• What is expected: Extract each line of the records below that contains the word "beban".

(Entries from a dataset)
○ ○ ○

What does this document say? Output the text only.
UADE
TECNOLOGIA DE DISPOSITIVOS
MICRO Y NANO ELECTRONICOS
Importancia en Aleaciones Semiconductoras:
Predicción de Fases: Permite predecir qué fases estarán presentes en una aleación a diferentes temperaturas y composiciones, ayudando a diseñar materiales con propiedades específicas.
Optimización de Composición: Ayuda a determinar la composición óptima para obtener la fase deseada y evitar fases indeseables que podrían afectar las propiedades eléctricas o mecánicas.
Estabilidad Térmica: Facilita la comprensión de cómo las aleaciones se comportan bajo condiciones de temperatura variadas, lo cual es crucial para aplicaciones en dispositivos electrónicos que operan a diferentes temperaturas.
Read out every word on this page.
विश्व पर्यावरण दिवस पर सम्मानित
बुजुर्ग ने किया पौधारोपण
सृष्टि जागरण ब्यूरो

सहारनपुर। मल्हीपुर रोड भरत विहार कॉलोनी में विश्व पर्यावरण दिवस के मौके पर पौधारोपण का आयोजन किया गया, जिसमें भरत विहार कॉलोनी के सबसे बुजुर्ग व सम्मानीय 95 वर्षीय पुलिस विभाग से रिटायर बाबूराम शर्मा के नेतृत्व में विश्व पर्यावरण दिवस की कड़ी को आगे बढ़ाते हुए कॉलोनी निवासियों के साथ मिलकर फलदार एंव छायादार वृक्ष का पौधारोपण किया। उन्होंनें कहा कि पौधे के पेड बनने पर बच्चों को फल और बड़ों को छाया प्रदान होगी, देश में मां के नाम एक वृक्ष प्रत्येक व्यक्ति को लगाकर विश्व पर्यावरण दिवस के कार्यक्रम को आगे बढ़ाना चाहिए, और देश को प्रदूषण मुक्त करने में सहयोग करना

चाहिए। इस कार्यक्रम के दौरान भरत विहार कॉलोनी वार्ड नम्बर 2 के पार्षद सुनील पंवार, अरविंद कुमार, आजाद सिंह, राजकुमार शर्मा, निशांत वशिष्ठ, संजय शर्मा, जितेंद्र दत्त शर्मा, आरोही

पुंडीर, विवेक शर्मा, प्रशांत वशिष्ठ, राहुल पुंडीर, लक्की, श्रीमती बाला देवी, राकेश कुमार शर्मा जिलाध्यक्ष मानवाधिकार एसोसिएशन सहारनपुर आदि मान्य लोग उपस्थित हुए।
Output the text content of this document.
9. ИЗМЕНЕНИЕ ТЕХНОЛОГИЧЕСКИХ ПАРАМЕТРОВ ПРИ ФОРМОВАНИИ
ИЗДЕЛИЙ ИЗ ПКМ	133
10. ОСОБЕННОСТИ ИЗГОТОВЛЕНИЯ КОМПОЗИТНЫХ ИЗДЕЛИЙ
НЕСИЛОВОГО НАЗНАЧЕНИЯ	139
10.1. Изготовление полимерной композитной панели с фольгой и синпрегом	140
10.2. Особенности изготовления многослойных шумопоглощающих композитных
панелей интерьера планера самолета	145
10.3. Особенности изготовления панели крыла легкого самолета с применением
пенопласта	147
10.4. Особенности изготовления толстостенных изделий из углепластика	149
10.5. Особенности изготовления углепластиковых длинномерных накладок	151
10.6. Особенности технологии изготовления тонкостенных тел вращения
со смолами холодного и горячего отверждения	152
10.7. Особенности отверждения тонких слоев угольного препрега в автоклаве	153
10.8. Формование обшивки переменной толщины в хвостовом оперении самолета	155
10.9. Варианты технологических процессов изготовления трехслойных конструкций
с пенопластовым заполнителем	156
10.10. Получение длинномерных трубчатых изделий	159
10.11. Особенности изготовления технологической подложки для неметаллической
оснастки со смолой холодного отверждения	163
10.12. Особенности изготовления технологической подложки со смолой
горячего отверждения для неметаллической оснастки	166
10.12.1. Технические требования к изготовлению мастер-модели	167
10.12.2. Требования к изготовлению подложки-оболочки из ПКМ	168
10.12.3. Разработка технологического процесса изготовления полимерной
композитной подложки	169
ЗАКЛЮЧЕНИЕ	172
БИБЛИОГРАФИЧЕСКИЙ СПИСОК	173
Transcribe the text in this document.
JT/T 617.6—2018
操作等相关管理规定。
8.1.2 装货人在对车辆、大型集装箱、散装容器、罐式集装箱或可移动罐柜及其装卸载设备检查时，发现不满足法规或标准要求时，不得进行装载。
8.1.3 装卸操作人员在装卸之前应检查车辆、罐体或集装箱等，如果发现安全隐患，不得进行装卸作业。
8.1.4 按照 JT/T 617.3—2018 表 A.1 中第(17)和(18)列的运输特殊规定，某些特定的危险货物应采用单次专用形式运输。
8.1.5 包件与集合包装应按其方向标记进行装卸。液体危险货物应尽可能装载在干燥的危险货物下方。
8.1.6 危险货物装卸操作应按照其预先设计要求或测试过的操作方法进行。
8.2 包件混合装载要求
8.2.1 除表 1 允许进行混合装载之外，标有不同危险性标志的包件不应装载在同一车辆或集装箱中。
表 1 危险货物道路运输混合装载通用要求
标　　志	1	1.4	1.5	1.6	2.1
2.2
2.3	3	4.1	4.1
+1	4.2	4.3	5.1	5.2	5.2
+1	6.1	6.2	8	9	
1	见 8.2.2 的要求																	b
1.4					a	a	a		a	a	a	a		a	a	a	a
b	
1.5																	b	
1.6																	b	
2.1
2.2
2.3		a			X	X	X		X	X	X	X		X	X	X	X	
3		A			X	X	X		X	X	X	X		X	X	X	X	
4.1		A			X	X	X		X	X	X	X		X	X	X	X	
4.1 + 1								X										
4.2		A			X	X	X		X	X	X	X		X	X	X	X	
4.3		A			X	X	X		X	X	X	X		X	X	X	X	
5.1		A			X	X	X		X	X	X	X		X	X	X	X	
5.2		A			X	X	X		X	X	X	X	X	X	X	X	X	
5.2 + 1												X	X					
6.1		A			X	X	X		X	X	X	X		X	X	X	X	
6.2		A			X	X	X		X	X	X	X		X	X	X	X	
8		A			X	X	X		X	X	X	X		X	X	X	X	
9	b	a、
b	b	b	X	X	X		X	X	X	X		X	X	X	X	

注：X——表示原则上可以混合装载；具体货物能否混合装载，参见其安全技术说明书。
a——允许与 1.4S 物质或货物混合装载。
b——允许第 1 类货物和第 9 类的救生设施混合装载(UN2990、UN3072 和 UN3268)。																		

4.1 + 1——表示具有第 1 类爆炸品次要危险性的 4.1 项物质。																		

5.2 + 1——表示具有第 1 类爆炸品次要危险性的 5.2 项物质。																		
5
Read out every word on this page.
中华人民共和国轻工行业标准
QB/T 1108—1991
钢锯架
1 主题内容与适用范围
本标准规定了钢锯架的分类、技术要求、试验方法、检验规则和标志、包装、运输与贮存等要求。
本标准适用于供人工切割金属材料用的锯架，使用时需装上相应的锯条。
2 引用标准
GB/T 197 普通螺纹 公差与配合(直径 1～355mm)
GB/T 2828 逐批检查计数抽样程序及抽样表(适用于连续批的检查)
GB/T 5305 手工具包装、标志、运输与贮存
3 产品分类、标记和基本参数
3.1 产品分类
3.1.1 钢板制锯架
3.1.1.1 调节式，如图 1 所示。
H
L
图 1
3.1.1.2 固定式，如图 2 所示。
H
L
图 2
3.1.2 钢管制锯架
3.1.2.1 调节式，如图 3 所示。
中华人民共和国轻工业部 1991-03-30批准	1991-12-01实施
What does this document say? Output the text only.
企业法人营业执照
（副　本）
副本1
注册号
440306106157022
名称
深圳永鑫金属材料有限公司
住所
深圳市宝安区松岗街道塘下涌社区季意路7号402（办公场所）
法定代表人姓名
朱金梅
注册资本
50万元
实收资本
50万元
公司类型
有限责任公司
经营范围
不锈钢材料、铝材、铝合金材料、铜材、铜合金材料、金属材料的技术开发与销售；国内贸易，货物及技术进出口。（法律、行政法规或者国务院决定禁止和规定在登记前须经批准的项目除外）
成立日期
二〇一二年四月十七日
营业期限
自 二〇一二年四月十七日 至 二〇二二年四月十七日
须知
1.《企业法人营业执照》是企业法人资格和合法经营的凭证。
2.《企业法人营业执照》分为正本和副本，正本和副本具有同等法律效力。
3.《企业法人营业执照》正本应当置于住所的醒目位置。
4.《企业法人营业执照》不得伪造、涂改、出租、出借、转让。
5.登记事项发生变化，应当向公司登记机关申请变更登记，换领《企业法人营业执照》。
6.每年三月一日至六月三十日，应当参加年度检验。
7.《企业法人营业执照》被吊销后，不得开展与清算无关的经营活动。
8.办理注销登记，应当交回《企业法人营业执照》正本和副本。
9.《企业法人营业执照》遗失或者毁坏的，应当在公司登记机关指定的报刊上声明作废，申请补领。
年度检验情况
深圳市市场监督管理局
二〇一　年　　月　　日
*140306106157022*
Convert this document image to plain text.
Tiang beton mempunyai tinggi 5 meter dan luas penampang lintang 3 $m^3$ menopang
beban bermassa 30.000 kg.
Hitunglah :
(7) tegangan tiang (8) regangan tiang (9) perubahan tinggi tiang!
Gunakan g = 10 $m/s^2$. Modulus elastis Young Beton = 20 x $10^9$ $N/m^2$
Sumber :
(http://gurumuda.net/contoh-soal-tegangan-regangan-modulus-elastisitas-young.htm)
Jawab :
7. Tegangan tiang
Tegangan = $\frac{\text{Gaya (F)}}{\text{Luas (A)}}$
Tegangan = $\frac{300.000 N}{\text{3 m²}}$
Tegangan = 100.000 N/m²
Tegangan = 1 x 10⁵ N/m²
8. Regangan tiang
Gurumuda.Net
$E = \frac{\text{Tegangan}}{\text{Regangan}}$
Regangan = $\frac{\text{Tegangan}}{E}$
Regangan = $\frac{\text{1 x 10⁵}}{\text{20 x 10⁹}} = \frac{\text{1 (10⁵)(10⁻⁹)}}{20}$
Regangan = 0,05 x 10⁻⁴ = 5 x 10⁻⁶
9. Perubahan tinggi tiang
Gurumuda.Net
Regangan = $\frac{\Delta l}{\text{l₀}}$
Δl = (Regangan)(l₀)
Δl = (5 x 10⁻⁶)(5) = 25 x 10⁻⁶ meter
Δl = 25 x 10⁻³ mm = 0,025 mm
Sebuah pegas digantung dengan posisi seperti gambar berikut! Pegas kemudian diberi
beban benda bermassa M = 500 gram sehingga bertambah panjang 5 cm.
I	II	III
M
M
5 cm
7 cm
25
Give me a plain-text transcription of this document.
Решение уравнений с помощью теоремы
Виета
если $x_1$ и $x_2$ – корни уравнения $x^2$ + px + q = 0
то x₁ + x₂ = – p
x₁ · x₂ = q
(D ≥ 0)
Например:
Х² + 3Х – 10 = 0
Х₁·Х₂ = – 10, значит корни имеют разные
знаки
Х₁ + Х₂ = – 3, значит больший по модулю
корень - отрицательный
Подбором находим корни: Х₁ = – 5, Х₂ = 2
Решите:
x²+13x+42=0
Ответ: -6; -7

○ ○ ○

• Written reply:
beban bermassa 30.000 kg.
beban benda bermassa M = 500 gram sehingga bertambah panjang 5 cm.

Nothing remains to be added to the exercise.